Tally up how many lines in the listing below contain the string "name", and give only the total.

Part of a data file
────────────────

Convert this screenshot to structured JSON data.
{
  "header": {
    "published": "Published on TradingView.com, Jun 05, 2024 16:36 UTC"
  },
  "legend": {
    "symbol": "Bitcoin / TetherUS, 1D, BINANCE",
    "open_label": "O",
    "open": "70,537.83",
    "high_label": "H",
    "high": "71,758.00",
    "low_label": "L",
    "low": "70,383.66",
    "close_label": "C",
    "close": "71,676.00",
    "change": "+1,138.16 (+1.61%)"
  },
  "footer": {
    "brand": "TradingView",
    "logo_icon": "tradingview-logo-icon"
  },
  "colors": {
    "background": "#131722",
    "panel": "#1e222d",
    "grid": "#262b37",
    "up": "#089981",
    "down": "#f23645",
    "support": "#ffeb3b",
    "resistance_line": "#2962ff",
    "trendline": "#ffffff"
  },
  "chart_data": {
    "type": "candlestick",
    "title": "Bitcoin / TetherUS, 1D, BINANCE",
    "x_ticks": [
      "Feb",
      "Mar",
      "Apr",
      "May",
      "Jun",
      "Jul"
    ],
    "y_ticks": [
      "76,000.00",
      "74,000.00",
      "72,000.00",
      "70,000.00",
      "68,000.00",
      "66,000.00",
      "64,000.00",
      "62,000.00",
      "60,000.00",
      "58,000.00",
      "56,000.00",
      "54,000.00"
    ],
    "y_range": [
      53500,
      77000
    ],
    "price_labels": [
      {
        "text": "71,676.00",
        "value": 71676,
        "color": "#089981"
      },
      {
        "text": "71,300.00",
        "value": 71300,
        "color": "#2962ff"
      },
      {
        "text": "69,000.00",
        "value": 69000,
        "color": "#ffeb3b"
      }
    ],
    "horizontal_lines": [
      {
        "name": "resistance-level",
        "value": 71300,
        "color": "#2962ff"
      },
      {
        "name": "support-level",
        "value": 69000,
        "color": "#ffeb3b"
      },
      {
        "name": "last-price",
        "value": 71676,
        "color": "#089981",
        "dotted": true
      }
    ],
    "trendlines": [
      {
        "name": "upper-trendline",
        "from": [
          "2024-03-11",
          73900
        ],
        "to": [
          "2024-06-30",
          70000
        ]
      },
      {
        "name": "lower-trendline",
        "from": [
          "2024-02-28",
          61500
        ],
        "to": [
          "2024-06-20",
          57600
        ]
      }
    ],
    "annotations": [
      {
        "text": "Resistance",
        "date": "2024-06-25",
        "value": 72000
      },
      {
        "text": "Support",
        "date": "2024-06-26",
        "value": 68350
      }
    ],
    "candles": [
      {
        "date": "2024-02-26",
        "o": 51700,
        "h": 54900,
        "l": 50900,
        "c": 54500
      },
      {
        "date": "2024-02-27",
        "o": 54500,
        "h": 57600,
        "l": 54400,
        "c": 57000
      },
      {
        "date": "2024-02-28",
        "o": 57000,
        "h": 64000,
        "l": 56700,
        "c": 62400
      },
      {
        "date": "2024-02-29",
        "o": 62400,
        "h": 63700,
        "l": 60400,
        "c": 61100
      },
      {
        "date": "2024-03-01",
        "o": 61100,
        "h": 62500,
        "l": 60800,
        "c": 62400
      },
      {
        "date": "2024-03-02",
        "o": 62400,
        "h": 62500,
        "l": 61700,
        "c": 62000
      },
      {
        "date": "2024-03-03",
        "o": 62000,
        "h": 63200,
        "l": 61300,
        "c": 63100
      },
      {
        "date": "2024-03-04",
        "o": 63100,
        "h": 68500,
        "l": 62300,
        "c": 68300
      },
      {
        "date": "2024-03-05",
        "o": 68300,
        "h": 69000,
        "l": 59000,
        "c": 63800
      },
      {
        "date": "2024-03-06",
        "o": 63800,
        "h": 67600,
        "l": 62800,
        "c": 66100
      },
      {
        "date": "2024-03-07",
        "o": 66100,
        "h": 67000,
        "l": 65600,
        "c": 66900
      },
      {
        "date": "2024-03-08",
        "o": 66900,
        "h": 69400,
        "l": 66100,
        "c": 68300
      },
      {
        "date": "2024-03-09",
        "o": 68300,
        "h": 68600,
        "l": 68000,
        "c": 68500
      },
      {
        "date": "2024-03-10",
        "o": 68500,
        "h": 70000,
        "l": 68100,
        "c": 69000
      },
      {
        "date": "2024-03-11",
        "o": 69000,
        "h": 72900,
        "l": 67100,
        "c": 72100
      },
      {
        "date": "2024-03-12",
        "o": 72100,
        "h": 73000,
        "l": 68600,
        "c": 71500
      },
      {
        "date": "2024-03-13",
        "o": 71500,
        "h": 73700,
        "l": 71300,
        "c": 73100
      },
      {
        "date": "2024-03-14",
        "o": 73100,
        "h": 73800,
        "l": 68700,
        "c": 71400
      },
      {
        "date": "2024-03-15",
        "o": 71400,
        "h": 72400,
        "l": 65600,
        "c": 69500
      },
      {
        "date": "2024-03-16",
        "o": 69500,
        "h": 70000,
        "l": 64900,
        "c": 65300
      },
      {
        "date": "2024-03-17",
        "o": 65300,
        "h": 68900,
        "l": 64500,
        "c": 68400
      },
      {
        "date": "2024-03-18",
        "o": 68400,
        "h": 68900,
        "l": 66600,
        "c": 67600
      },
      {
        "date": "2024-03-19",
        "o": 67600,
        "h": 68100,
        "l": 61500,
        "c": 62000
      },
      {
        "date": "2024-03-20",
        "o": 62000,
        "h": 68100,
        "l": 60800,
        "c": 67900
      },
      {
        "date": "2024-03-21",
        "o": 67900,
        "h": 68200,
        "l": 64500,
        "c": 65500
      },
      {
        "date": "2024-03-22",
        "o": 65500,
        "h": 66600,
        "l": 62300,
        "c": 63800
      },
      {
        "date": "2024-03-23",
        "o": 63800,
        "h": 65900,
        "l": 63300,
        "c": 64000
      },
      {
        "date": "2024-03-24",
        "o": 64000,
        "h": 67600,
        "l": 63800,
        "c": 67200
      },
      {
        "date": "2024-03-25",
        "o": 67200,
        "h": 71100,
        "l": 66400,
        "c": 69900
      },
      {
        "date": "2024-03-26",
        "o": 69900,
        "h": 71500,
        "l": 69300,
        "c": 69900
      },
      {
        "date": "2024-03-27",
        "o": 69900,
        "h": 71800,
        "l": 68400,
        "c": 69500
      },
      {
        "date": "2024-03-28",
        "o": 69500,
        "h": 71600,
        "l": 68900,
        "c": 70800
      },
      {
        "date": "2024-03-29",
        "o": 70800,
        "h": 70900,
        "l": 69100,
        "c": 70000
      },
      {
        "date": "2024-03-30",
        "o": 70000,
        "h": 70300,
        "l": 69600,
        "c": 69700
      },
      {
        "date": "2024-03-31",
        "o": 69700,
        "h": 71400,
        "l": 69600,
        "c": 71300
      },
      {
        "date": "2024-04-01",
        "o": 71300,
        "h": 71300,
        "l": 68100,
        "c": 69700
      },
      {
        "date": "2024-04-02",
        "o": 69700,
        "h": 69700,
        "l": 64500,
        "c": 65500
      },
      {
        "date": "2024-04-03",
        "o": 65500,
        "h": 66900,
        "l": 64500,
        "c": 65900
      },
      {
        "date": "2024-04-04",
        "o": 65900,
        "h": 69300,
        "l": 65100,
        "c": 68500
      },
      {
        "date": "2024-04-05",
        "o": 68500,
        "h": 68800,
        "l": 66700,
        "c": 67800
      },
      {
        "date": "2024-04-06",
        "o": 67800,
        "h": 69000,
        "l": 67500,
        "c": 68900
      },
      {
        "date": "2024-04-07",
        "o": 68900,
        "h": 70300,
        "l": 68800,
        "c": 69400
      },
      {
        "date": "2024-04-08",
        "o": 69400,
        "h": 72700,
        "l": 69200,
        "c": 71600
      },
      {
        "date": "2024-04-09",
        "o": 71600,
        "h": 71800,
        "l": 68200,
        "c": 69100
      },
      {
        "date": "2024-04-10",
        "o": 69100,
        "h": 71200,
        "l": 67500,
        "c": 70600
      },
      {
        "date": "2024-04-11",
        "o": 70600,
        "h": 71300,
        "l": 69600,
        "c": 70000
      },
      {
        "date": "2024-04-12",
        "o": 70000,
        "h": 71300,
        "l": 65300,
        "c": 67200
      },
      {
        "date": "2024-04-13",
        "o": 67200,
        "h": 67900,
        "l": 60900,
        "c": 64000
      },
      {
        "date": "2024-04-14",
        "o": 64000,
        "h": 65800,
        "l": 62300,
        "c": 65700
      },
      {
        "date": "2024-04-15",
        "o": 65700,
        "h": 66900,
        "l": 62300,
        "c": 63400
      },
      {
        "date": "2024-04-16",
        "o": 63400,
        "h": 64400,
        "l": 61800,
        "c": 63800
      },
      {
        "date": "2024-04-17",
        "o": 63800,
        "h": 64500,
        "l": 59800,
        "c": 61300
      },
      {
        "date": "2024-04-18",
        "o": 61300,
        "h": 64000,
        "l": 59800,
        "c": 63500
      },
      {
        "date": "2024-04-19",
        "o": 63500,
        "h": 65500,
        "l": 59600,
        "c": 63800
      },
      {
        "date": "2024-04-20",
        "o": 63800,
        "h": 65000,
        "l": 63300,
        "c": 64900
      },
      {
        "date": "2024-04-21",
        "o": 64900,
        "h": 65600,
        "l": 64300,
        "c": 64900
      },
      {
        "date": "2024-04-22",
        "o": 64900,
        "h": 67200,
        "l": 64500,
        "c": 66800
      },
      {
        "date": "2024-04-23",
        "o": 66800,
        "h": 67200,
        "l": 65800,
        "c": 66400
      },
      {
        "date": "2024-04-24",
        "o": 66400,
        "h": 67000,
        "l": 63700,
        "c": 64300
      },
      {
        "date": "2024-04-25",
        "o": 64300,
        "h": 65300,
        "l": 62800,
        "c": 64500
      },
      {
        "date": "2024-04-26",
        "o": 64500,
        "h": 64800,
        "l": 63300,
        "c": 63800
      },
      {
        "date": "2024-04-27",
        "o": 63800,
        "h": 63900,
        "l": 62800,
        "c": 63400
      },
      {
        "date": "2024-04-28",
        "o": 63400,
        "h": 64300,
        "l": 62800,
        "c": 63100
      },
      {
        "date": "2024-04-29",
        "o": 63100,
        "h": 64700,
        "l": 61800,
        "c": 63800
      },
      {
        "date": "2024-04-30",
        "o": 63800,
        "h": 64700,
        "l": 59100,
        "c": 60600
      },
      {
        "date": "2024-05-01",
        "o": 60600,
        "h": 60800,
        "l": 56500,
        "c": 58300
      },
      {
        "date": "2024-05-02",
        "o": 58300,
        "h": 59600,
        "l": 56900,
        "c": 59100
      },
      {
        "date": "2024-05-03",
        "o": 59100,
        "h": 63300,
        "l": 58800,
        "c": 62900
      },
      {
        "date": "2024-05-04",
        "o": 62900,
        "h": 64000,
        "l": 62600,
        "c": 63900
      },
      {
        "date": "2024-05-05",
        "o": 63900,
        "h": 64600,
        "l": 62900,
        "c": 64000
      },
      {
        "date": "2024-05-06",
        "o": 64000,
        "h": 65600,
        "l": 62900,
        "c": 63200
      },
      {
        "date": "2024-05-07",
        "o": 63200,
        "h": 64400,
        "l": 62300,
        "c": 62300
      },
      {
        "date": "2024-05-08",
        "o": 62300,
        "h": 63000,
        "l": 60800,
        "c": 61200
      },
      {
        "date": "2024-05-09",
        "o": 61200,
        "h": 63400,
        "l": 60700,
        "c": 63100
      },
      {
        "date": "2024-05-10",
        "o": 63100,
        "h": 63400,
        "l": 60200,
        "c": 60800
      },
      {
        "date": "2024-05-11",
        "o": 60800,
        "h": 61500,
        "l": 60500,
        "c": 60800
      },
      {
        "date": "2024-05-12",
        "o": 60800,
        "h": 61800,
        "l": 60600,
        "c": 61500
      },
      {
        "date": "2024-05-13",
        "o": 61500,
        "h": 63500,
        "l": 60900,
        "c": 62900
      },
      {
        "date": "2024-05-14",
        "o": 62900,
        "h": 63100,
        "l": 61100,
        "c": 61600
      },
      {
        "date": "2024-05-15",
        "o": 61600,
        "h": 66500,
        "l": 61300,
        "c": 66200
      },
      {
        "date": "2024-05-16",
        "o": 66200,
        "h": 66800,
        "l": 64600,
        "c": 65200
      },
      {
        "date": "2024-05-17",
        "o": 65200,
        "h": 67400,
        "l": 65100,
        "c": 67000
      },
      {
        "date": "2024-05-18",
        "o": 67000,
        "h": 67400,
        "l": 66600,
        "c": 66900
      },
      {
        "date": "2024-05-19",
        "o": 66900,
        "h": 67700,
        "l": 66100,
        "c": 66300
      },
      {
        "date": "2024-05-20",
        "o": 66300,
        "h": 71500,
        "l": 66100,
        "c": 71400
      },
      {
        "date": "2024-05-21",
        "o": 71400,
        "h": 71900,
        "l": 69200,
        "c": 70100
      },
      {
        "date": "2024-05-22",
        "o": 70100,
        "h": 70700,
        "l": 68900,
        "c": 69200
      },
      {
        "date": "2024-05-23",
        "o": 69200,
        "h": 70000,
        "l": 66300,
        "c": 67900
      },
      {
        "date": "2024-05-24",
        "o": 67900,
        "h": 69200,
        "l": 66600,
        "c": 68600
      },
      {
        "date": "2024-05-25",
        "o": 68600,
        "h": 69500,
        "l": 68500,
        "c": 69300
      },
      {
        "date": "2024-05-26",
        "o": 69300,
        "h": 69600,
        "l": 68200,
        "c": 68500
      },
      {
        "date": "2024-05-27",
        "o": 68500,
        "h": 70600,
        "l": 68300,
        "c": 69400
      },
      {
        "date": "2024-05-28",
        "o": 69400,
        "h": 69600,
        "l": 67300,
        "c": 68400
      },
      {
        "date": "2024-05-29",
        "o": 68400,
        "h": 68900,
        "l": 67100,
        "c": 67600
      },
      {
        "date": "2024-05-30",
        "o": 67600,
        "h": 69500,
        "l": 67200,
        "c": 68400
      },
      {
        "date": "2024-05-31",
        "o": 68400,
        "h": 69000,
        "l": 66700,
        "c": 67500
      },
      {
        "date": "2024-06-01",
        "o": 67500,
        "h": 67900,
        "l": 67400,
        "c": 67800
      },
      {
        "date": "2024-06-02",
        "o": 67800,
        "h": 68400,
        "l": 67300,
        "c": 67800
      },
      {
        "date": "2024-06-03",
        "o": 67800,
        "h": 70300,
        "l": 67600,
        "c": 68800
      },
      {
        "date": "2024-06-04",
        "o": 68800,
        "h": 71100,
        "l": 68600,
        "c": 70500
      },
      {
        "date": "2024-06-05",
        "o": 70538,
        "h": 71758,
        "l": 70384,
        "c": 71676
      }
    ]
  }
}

────────────────

:: Answer to the problem ::
5